___ TEXT ___
Some remarks about min()/max() functions

By: Picaud Vincent

Re-posted from: https://pixorblog.wordpress.com/2016/06/27/some-remarks-about-minmax-functions/

Computing the min (or max) of two values looks like a trivial task.

For C++ the default Standard Template Library implementation is

inline const _Tp& min(const _Tp& __a, const _Tp& __b)
{
    return __b < __a ? __b : __a;
}

However for numerical computations this definition does not mix well with the IEEE 754 standard when dealing with potential NaN value.

For instance, min() is not commutative and is not equivatent to cmath::fmin().

We have:

#include <iostream>
#include <cmath>
#include <limits>
#include <cassert>

using namespace std;

int main()
{
    const auto x_nan = numeric_limits<double>::quiet_NaN();
    const auto x_1 = 1.;

    cout << boolalpha;

    cout << "\n\ncommutativity?";

    cout << "\n min: "
     << (min(x_1, x_nan) == min(x_nan, x_1));

    cout << "\nfmin: "
     << (fmin(x_1, x_nan) == fmin(x_nan, x_1));
}
commutativity?
___ RAW DATA ___
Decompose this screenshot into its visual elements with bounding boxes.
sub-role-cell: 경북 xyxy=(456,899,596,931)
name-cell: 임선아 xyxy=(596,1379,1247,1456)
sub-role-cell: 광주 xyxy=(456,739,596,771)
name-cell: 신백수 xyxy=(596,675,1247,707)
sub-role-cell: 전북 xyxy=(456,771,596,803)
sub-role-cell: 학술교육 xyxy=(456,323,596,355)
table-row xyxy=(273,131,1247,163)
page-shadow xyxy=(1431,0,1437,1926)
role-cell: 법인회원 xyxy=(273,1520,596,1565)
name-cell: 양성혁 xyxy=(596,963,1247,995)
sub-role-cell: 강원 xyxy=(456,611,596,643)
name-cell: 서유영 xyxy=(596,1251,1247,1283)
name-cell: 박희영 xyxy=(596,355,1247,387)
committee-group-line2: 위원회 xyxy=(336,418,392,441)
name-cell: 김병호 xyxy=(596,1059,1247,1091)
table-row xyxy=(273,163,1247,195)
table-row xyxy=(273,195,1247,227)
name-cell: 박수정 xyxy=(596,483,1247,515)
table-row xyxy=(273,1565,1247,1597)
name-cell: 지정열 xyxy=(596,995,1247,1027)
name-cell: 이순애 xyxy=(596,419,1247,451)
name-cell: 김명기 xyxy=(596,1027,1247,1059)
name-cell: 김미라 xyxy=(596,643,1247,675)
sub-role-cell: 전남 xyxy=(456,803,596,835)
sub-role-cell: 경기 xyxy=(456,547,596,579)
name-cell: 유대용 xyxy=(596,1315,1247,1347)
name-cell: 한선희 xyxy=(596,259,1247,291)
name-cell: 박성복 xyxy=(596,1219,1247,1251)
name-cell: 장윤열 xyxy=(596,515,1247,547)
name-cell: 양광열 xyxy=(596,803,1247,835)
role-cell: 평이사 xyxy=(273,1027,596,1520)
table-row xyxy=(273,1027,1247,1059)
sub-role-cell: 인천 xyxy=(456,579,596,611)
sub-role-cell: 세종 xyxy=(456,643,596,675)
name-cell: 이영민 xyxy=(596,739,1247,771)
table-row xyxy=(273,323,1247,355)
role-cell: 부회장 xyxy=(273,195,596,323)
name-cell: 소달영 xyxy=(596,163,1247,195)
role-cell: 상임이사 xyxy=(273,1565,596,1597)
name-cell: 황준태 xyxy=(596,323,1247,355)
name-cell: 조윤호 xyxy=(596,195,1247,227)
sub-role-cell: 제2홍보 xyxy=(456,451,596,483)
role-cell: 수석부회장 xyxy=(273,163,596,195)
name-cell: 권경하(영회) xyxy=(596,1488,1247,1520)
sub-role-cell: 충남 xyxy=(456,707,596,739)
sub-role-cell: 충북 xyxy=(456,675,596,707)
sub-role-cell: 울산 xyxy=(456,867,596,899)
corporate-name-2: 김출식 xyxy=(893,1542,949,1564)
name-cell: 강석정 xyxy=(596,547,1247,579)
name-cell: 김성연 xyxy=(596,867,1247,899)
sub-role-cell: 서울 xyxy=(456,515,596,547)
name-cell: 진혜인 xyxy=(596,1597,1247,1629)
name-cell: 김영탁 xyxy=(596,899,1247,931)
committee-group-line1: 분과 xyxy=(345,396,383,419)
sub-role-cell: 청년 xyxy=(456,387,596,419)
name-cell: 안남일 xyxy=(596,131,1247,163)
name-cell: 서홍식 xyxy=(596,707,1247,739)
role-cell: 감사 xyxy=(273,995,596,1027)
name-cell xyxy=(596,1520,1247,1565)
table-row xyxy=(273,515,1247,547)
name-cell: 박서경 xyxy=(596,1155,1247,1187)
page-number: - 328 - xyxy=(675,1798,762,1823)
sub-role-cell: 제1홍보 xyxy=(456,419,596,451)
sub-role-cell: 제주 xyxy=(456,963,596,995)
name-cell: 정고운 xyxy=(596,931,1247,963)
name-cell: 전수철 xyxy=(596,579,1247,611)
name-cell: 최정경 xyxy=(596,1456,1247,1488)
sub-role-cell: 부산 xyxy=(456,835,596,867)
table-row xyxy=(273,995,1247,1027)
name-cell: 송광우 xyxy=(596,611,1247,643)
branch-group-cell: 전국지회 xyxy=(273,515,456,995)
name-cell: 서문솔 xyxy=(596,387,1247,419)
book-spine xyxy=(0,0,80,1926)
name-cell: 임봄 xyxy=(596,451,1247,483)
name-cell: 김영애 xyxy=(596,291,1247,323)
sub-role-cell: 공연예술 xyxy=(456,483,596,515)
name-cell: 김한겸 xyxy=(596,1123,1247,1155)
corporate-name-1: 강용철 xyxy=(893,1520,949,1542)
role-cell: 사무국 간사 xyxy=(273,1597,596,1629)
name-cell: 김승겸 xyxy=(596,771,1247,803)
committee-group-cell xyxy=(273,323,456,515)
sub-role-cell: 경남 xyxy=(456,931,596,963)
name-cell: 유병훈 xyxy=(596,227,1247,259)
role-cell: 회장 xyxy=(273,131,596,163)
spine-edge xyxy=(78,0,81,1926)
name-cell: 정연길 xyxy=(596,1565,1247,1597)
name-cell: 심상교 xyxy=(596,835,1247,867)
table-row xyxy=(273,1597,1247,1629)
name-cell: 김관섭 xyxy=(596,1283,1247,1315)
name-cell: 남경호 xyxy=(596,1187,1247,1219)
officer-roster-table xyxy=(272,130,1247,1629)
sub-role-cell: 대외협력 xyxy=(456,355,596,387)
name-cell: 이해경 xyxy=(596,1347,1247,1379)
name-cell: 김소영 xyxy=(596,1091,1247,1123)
___
> WHAT IS NEEDED: Please reproduce the entire min()/max() post from above word for word, code included.

> ANSWER IN FULL:
Some remarks about min()/max() functions

By: Picaud Vincent

Re-posted from: https://pixorblog.wordpress.com/2016/06/27/some-remarks-about-minmax-functions/

Computing the min (or max) of two values looks like a trivial task.

For C++ the default Standard Template Library implementation is

inline const _Tp& min(const _Tp& __a, const _Tp& __b)
{
    return __b < __a ? __b : __a;
}

However for numerical computations this definition does not mix well with the IEEE 754 standard when dealing with potential NaN value.

For instance, min() is not commutative and is not equivatent to cmath::fmin().

We have:

#include <iostream>
#include <cmath>
#include <limits>
#include <cassert>

using namespace std;

int main()
{
    const auto x_nan = numeric_limits<double>::quiet_NaN();
    const auto x_1 = 1.;

    cout << boolalpha;

    cout << "\n\ncommutativity?";

    cout << "\n min: "
     << (min(x_1, x_nan) == min(x_nan, x_1));

    cout << "\nfmin: "
     << (fmin(x_1, x_nan) == fmin(x_nan, x_1));
}
commutativity?